Exercise: The records below must be transcribed exactly. Do not include the pictures.

Exercise data:
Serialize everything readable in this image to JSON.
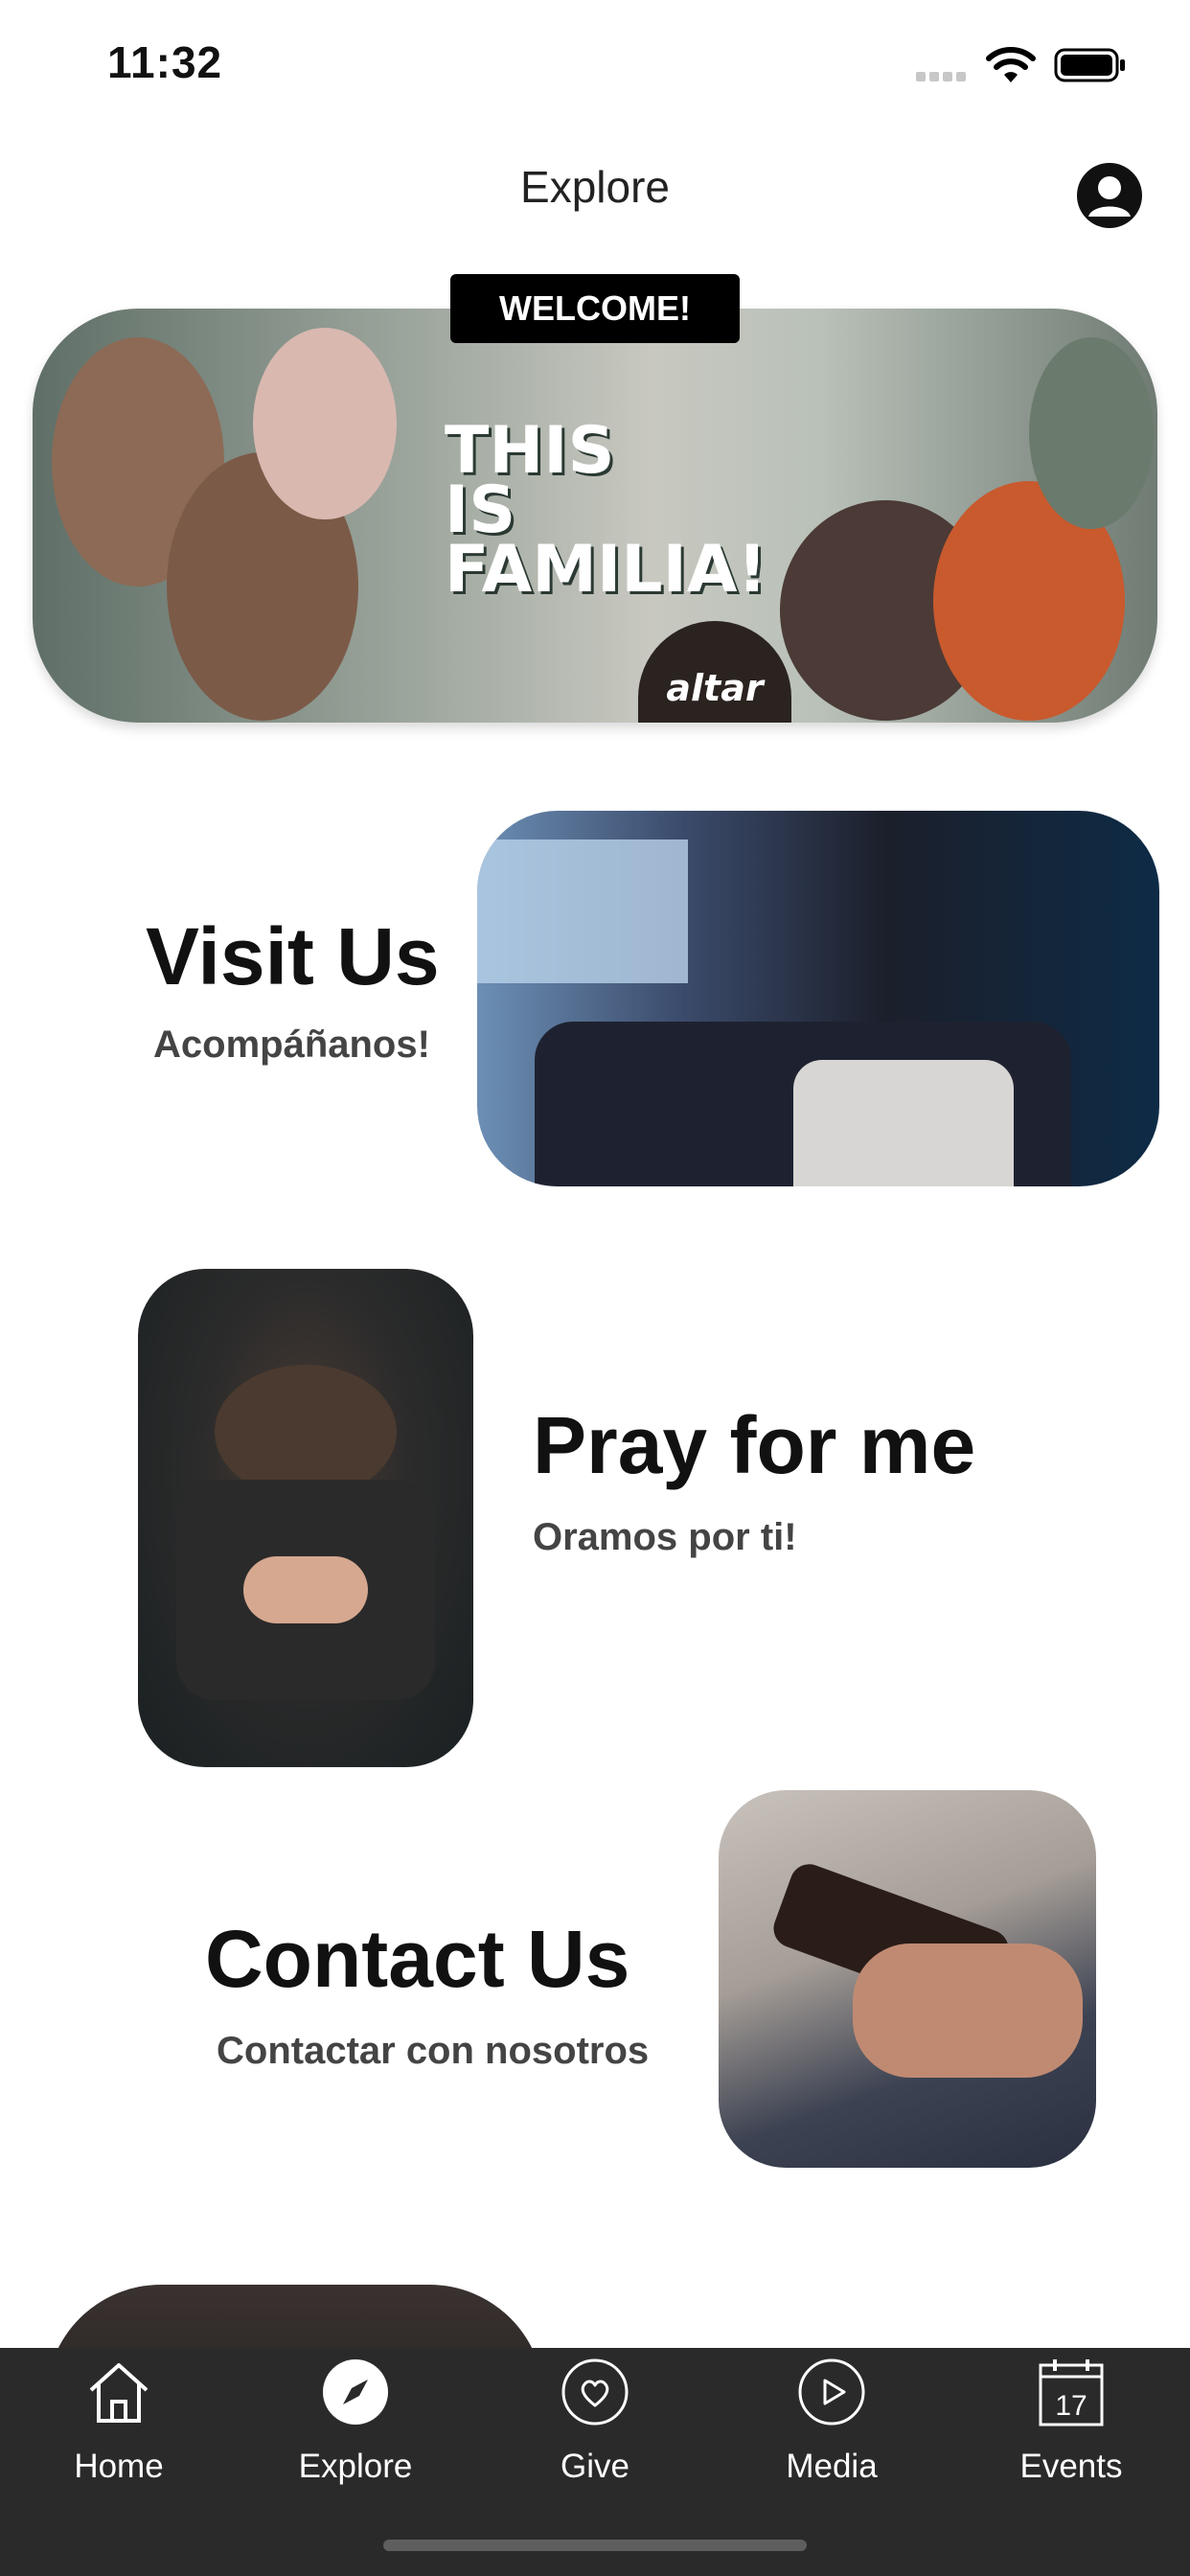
{
  "status_bar": {
    "time": "11:32"
  },
  "header": {
    "title": "Explore"
  },
  "hero": {
    "badge": "WELCOME!",
    "headline": [
      "THIS",
      "IS",
      "FAMILIA!"
    ],
    "logo_text": "altar"
  },
  "cards": [
    {
      "title": "Visit Us",
      "subtitle": "Acompáñanos!"
    },
    {
      "title": "Pray for me",
      "subtitle": "Oramos por ti!"
    },
    {
      "title": "Contact Us",
      "subtitle": "Contactar con nosotros"
    }
  ],
  "tabbar": {
    "items": [
      {
        "label": "Home",
        "icon": "home-icon"
      },
      {
        "label": "Explore",
        "icon": "compass-icon",
        "active": true
      },
      {
        "label": "Give",
        "icon": "heart-icon"
      },
      {
        "label": "Media",
        "icon": "play-icon"
      },
      {
        "label": "Events",
        "icon": "calendar-icon",
        "day": "17"
      }
    ]
  },
  "colors": {
    "tabbar_bg": "#2a2a2a",
    "badge_bg": "#000000",
    "text": "#111111",
    "subtitle": "#444444"
  }
}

Solution to this task:
Serialize everything readable in this image to JSON.
{
  "status_bar": {
    "time": "11:32"
  },
  "header": {
    "title": "Explore"
  },
  "hero": {
    "badge": "WELCOME!",
    "headline": [
      "THIS",
      "IS",
      "FAMILIA!"
    ],
    "logo_text": "altar"
  },
  "cards": [
    {
      "title": "Visit Us",
      "subtitle": "Acompáñanos!"
    },
    {
      "title": "Pray for me",
      "subtitle": "Oramos por ti!"
    },
    {
      "title": "Contact Us",
      "subtitle": "Contactar con nosotros"
    }
  ],
  "tabbar": {
    "items": [
      {
        "label": "Home",
        "icon": "home-icon"
      },
      {
        "label": "Explore",
        "icon": "compass-icon",
        "active": true
      },
      {
        "label": "Give",
        "icon": "heart-icon"
      },
      {
        "label": "Media",
        "icon": "play-icon"
      },
      {
        "label": "Events",
        "icon": "calendar-icon",
        "day": "17"
      }
    ]
  },
  "colors": {
    "tabbar_bg": "#2a2a2a",
    "badge_bg": "#000000",
    "text": "#111111",
    "subtitle": "#444444"
  }
}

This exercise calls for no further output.